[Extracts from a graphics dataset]
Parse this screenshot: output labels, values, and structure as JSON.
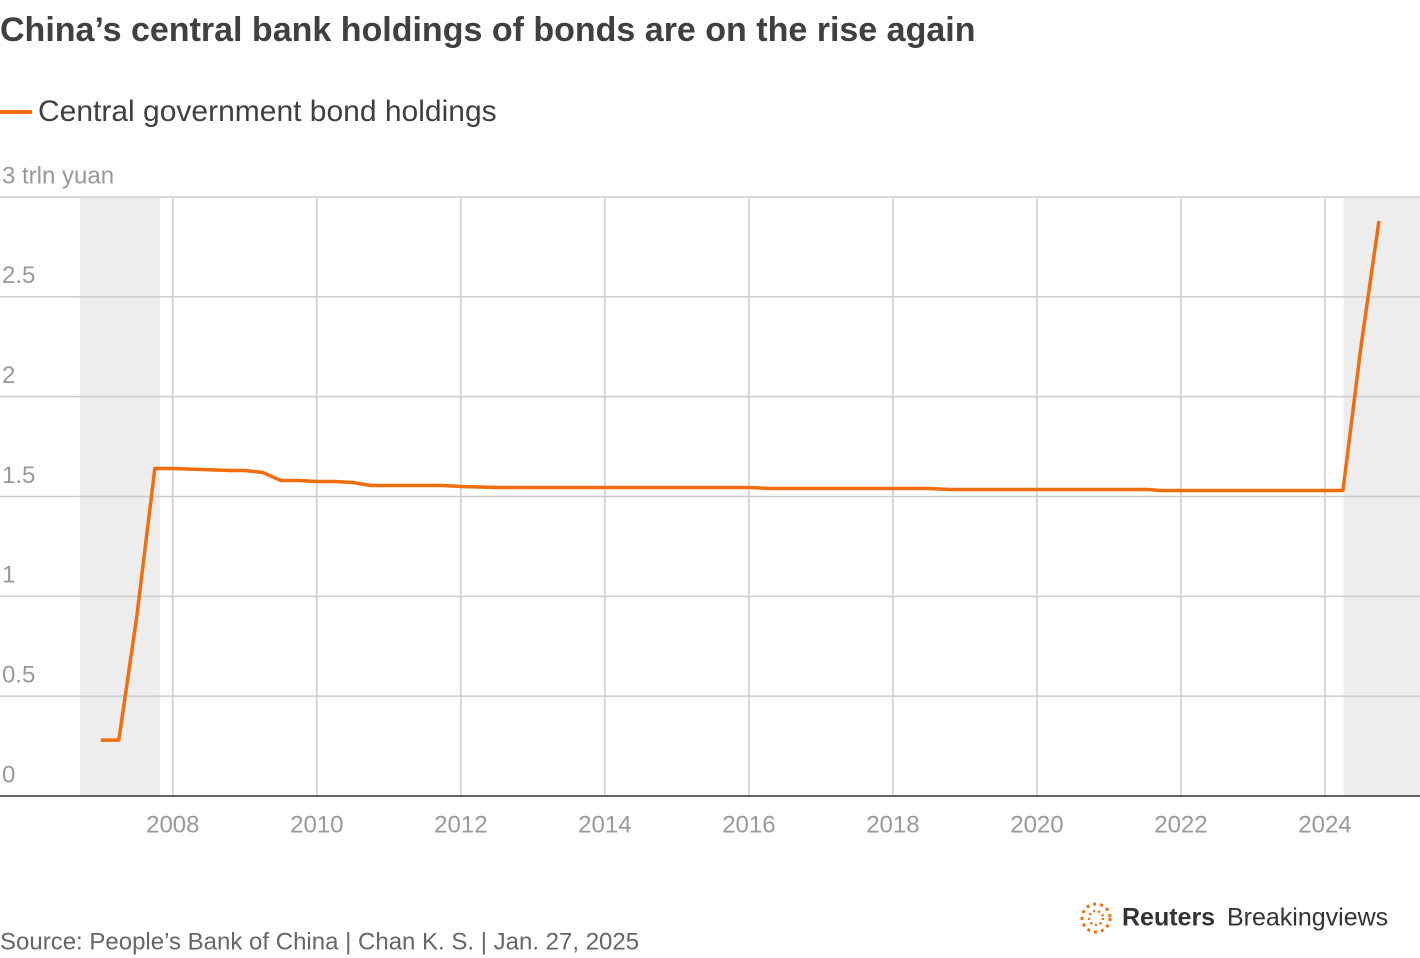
{
  "chart_data": {
    "type": "line",
    "title": "China’s central bank holdings of bonds are on the rise again",
    "x": [
      2007.0,
      2007.25,
      2007.5,
      2007.75,
      2008.0,
      2008.8,
      2009.0,
      2009.25,
      2009.5,
      2009.75,
      2010.0,
      2010.25,
      2010.5,
      2010.75,
      2011.15,
      2011.75,
      2012.0,
      2012.5,
      2016.0,
      2016.3,
      2018.5,
      2018.8,
      2021.55,
      2021.7,
      2024.25,
      2024.5,
      2024.75
    ],
    "series": [
      {
        "name": "Central government bond holdings",
        "color": "#f26d0d",
        "values": [
          0.28,
          0.28,
          0.9,
          1.64,
          1.64,
          1.63,
          1.63,
          1.62,
          1.58,
          1.58,
          1.575,
          1.575,
          1.57,
          1.555,
          1.555,
          1.555,
          1.55,
          1.545,
          1.545,
          1.54,
          1.54,
          1.535,
          1.535,
          1.53,
          1.53,
          2.25,
          2.88
        ]
      }
    ],
    "shaded_ranges": [
      [
        2006.71,
        2007.82
      ],
      [
        2024.26,
        2025.32
      ]
    ],
    "xlim": [
      2005.6,
      2025.32
    ],
    "xticks": [
      2008,
      2010,
      2012,
      2014,
      2016,
      2018,
      2020,
      2022,
      2024
    ],
    "ylim": [
      0,
      3
    ],
    "yticks": [
      0,
      0.5,
      1,
      1.5,
      2,
      2.5,
      {
        "value": 3,
        "label": "3 trln yuan"
      }
    ],
    "grid": true,
    "source": "Source: People’s Bank of China | Chan K. S. | Jan. 27, 2025",
    "brand": {
      "bold": "Reuters",
      "regular": "Breakingviews"
    }
  }
}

EXERCISE DETAILS
For the data above, state only how many lines include the word "values".

THE RESPONSE
2